[Description of the task] Set the listing down unchanged, minus every embedded image.

[Extracted information]
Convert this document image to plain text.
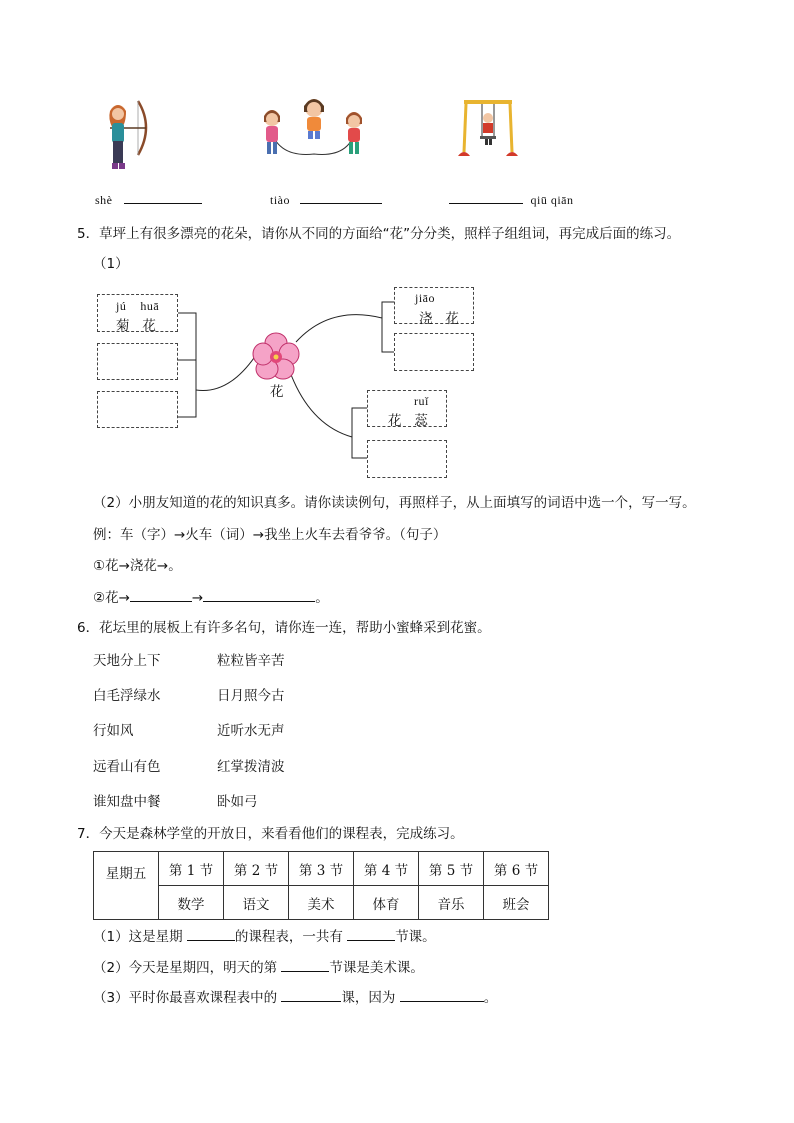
shè	tiào	qiū qiān
5．草坪上有很多漂亮的花朵，请你从不同的方面给“花”分分类，照样子组组词，再完成后面的练习。
（1）
jú    huā
菊   花
花
jiāo
浇   花
ruǐ
花   蕊
（2）小朋友知道的花的知识真多。请你读读例句，再照样子，从上面填写的词语中选一个，写一写。
例：车（字）→火车（词）→我坐上火车去看爷爷。（句子）
①花→浇花→。
②花→	→	。
6．花坛里的展板上有许多名句，请你连一连，帮助小蜜蜂采到花蜜。
天地分上下
白毛浮绿水
行如风
远看山有色
谁知盘中餐
粒粒皆辛苦
日月照今古
近听水无声
红掌拨清波
卧如弓
7．今天是森林学堂的开放日，来看看他们的课程表，完成练习。
星期五	第 1 节	第 2 节	第 3 节	第 4 节	第 5 节	第 6 节
	数学	语文	美术	体育	音乐	班会
（1）这是星期	的课程表，一共有	节课。
（2）今天是星期四，明天的第	节课是美术课。
（3）平时你最喜欢课程表中的	课，因为	。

[Solution for this problem]
Convert this document image to plain text.
shè	tiào	qiū qiān
5．草坪上有很多漂亮的花朵，请你从不同的方面给“花”分分类，照样子组组词，再完成后面的练习。
（1）
jú    huā
菊   花
花
jiāo
浇   花
ruǐ
花   蕊
（2）小朋友知道的花的知识真多。请你读读例句，再照样子，从上面填写的词语中选一个，写一写。
例：车（字）→火车（词）→我坐上火车去看爷爷。（句子）
①花→浇花→。
②花→	→	。
6．花坛里的展板上有许多名句，请你连一连，帮助小蜜蜂采到花蜜。
天地分上下
白毛浮绿水
行如风
远看山有色
谁知盘中餐
粒粒皆辛苦
日月照今古
近听水无声
红掌拨清波
卧如弓
7．今天是森林学堂的开放日，来看看他们的课程表，完成练习。
星期五	第 1 节	第 2 节	第 3 节	第 4 节	第 5 节	第 6 节
	数学	语文	美术	体育	音乐	班会
（1）这是星期	的课程表，一共有	节课。
（2）今天是星期四，明天的第	节课是美术课。
（3）平时你最喜欢课程表中的	课，因为	。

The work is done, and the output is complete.